● **DIRECTIVE**
Show each line of the listing below that contains the string "divider".

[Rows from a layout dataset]
--*--
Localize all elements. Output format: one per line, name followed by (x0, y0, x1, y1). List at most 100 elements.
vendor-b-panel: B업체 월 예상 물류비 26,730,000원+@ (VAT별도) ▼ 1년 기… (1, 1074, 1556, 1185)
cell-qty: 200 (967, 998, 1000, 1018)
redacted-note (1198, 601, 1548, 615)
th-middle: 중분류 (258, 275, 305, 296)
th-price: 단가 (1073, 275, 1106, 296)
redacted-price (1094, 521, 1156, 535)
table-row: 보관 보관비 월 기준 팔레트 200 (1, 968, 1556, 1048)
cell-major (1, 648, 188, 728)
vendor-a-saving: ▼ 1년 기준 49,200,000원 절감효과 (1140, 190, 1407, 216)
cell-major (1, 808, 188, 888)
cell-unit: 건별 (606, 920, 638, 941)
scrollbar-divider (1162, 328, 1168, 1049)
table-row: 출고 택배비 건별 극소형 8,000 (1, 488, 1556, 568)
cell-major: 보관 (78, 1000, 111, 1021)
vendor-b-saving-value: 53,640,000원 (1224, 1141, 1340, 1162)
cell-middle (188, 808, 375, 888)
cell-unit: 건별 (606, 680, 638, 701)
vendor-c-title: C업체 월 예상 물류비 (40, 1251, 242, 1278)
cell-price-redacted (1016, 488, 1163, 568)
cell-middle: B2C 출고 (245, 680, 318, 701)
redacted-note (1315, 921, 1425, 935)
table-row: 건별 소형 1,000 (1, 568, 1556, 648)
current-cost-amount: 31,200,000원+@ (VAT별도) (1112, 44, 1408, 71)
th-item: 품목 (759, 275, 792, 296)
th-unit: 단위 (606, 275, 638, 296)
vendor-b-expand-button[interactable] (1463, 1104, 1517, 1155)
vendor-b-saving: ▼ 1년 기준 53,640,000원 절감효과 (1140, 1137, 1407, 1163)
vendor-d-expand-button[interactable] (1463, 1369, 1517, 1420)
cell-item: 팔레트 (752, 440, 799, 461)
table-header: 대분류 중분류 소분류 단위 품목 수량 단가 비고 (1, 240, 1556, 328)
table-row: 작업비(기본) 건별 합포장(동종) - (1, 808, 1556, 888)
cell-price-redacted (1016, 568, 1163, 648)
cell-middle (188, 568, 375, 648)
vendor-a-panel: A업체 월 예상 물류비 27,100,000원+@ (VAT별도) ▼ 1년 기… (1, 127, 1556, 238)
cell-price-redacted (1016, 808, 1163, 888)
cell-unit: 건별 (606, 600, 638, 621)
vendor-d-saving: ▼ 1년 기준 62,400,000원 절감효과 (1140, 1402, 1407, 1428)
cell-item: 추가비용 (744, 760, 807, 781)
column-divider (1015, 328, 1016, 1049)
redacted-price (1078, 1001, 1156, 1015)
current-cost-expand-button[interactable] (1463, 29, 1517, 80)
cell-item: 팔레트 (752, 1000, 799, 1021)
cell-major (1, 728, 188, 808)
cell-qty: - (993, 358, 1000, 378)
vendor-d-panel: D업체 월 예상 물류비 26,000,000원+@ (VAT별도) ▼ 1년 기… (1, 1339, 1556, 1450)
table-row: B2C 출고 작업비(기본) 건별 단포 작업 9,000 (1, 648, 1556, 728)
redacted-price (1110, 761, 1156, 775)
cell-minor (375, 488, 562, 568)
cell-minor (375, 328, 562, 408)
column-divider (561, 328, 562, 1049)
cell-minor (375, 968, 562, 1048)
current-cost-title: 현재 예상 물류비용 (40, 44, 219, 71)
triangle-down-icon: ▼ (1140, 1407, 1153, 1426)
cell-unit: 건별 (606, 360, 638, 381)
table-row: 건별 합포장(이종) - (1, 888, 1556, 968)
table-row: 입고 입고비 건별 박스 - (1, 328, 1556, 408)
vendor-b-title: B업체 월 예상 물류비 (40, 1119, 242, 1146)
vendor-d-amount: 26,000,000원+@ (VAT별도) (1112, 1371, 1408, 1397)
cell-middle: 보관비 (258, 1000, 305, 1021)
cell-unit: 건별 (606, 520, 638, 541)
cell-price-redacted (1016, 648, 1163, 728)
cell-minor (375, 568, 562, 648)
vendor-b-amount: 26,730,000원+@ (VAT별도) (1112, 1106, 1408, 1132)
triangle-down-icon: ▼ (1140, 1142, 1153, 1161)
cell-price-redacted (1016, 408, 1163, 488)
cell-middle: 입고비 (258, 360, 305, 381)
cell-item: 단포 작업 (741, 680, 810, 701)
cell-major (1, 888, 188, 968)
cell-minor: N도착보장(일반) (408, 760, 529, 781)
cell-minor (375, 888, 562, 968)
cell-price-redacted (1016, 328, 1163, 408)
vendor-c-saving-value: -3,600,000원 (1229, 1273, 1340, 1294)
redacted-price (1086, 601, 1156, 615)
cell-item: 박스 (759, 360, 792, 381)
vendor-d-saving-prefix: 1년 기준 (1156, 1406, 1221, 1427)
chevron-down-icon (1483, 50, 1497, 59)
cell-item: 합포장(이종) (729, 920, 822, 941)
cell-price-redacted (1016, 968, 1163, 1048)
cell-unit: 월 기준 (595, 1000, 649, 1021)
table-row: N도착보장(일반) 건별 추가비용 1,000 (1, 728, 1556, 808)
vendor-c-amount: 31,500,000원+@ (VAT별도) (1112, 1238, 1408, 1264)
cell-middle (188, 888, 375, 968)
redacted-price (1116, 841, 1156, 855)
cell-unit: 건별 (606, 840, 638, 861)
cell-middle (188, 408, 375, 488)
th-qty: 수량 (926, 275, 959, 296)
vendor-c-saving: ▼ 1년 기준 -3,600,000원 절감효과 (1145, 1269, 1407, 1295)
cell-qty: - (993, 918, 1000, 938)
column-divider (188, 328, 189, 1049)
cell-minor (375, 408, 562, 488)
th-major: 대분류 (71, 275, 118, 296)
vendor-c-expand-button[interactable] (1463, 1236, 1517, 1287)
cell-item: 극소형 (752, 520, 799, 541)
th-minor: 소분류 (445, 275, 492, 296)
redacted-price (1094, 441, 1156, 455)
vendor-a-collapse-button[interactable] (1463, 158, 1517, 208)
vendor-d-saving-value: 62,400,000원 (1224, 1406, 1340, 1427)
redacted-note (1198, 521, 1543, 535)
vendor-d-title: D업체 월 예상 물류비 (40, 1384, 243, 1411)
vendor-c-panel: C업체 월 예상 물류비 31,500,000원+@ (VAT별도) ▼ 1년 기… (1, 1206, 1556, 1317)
--*--
● **SOLUTION**
scrollbar-divider (1162, 328, 1168, 1049)
column-divider (1015, 328, 1016, 1049)
column-divider (561, 328, 562, 1049)
column-divider (188, 328, 189, 1049)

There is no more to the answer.